— Exercise requirements —
Your task is to quote the material that follows, in full and exactly.

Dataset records
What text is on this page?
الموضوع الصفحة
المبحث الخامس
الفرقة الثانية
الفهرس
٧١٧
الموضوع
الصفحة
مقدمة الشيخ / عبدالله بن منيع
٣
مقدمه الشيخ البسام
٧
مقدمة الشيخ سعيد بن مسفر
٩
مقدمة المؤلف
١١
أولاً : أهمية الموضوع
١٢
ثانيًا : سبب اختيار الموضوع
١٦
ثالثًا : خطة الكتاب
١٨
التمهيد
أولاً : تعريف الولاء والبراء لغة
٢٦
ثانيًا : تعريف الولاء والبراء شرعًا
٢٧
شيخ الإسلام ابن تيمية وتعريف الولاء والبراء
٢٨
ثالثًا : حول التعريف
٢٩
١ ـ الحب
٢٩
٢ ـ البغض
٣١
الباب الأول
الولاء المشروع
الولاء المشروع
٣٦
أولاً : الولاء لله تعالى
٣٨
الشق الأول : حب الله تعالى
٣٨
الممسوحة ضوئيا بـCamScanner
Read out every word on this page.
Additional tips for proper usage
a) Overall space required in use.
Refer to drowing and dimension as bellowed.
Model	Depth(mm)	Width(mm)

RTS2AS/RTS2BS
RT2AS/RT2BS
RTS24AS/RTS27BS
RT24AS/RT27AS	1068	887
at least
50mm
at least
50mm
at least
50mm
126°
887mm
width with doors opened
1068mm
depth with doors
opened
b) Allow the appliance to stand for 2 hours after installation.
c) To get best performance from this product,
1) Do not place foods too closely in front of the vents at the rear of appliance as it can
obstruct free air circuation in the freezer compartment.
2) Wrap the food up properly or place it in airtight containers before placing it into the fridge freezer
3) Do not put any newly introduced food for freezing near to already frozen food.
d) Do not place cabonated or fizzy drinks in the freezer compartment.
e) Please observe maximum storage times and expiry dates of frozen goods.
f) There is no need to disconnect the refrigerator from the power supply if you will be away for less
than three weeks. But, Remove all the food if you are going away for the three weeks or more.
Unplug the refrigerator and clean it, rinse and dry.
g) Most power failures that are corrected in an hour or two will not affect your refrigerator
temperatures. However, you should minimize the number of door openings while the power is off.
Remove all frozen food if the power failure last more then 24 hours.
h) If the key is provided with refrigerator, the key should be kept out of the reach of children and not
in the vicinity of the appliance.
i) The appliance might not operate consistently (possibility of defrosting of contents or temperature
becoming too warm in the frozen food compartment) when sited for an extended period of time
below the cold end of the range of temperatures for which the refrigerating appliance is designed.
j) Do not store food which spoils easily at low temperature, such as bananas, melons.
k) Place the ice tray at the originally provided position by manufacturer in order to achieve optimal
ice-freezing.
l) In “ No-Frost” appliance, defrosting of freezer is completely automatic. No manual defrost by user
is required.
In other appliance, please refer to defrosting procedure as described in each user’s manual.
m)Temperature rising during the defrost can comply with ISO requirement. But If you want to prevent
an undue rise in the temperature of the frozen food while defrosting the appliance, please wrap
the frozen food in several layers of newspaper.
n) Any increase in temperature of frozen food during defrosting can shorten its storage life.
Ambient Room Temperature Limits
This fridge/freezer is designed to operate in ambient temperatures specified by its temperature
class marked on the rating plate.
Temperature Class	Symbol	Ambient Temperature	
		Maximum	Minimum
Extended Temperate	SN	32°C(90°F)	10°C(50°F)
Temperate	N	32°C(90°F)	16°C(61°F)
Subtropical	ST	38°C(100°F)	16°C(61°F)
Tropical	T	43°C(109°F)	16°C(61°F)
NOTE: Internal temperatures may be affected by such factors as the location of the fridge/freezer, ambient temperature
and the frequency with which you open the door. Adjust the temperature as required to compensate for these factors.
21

— Solution —
What text is on this page?
الموضوع الصفحة
المبحث الخامس
الفرقة الثانية
الفهرس
٧١٧
الموضوع
الصفحة
مقدمة الشيخ / عبدالله بن منيع
٣
مقدمه الشيخ البسام
٧
مقدمة الشيخ سعيد بن مسفر
٩
مقدمة المؤلف
١١
أولاً : أهمية الموضوع
١٢
ثانيًا : سبب اختيار الموضوع
١٦
ثالثًا : خطة الكتاب
١٨
التمهيد
أولاً : تعريف الولاء والبراء لغة
٢٦
ثانيًا : تعريف الولاء والبراء شرعًا
٢٧
شيخ الإسلام ابن تيمية وتعريف الولاء والبراء
٢٨
ثالثًا : حول التعريف
٢٩
١ ـ الحب
٢٩
٢ ـ البغض
٣١
الباب الأول
الولاء المشروع
الولاء المشروع
٣٦
أولاً : الولاء لله تعالى
٣٨
الشق الأول : حب الله تعالى
٣٨
الممسوحة ضوئيا بـCamScanner
Read out every word on this page.
Additional tips for proper usage
a) Overall space required in use.
Refer to drowing and dimension as bellowed.
Model	Depth(mm)	Width(mm)

RTS2AS/RTS2BS
RT2AS/RT2BS
RTS24AS/RTS27BS
RT24AS/RT27AS	1068	887
at least
50mm
at least
50mm
at least
50mm
126°
887mm
width with doors opened
1068mm
depth with doors
opened
b) Allow the appliance to stand for 2 hours after installation.
c) To get best performance from this product,
1) Do not place foods too closely in front of the vents at the rear of appliance as it can
obstruct free air circuation in the freezer compartment.
2) Wrap the food up properly or place it in airtight containers before placing it into the fridge freezer
3) Do not put any newly introduced food for freezing near to already frozen food.
d) Do not place cabonated or fizzy drinks in the freezer compartment.
e) Please observe maximum storage times and expiry dates of frozen goods.
f) There is no need to disconnect the refrigerator from the power supply if you will be away for less
than three weeks. But, Remove all the food if you are going away for the three weeks or more.
Unplug the refrigerator and clean it, rinse and dry.
g) Most power failures that are corrected in an hour or two will not affect your refrigerator
temperatures. However, you should minimize the number of door openings while the power is off.
Remove all frozen food if the power failure last more then 24 hours.
h) If the key is provided with refrigerator, the key should be kept out of the reach of children and not
in the vicinity of the appliance.
i) The appliance might not operate consistently (possibility of defrosting of contents or temperature
becoming too warm in the frozen food compartment) when sited for an extended period of time
below the cold end of the range of temperatures for which the refrigerating appliance is designed.
j) Do not store food which spoils easily at low temperature, such as bananas, melons.
k) Place the ice tray at the originally provided position by manufacturer in order to achieve optimal
ice-freezing.
l) In “ No-Frost” appliance, defrosting of freezer is completely automatic. No manual defrost by user
is required.
In other appliance, please refer to defrosting procedure as described in each user’s manual.
m)Temperature rising during the defrost can comply with ISO requirement. But If you want to prevent
an undue rise in the temperature of the frozen food while defrosting the appliance, please wrap
the frozen food in several layers of newspaper.
n) Any increase in temperature of frozen food during defrosting can shorten its storage life.
Ambient Room Temperature Limits
This fridge/freezer is designed to operate in ambient temperatures specified by its temperature
class marked on the rating plate.
Temperature Class	Symbol	Ambient Temperature	
		Maximum	Minimum
Extended Temperate	SN	32°C(90°F)	10°C(50°F)
Temperate	N	32°C(90°F)	16°C(61°F)
Subtropical	ST	38°C(100°F)	16°C(61°F)
Tropical	T	43°C(109°F)	16°C(61°F)
NOTE: Internal temperatures may be affected by such factors as the location of the fridge/freezer, ambient temperature
and the frequency with which you open the door. Adjust the temperature as required to compensate for these factors.
21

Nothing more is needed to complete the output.